■ **SET OF TASKS**
• A. Answer each of these from the forum thread, one line per answer, marked to match:
(i) Which plant on the Altamaha is mentioned?
(ii) What weapon and ammunition did Railroader use to shoot the fish?
(iii) What turned out to be hanging from the fish's mouth?
• B. List every username that appears in the forum thread.
• C. Reproduce the forum thread's text between "## Railroader (Jul" and "of his mouth.", inclusive.

■ **EXCERPTED TEXT**

RamblinWreck88 said:


> That's kinda like them monster radioactive flatheads hear plant Hatch on the Altamaha.



With glowing red eyes... I've seen em, and I know what I saw...


----------



## Railroader (Jul 1, 2022)

Railroader said:


> With glowing red eyes... I've seen em, and I know what I saw...



Saw one one time with his tongue hanging out.  I was so scared all the rivets was rattling loose in my john boat..

Shot him with a 12 gauge slug, twice, in the head.  Tied a rope to him and dragged him to shore.

That's when I found out that it wasn't his tongue at all.  It was a full growed beaver tail hanging out of his mouth.

Ate the fish, skinned the beaver, sold the pelt and bought some more slugs...

A good day on the river...


----------



## fishfryer (Jul 1, 2022)

Railroader said:


> Saw one one time with his tongue hanging out.  I was so scared all the rivets was rattling loose in my john boat..

■ **GIVEN MATERIAL**

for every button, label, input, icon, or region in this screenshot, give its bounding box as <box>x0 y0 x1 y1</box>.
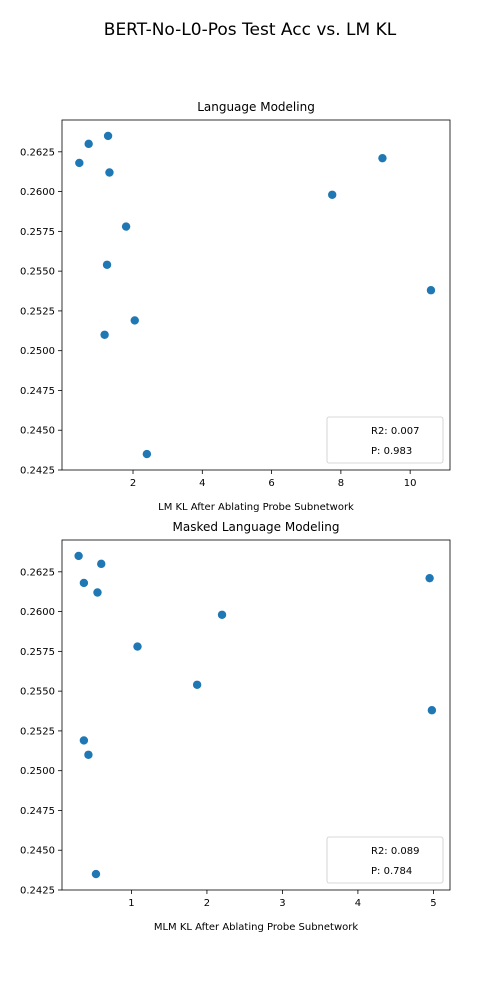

■ **TASK-BY-TASK OUTPUTS**
• A.
(i) Plant Hatch
(ii) A 12 gauge slug, fired twice into the head
(iii) A full-grown beaver tail

• B.
RamblinWreck88
Railroader
fishfryer

• C.
## Railroader (Jul 1, 2022)

Railroader said:


> With glowing red eyes... I've seen em, and I know what I saw...



Saw one one time with his tongue hanging out.  I was so scared all the rivets was rattling loose in my john boat..

Shot him with a 12 gauge slug, twice, in the head.  Tied a rope to him and dragged him to shore.

That's when I found out that it wasn't his tongue at all.  It was a full growed beaver tail hanging out of his mouth.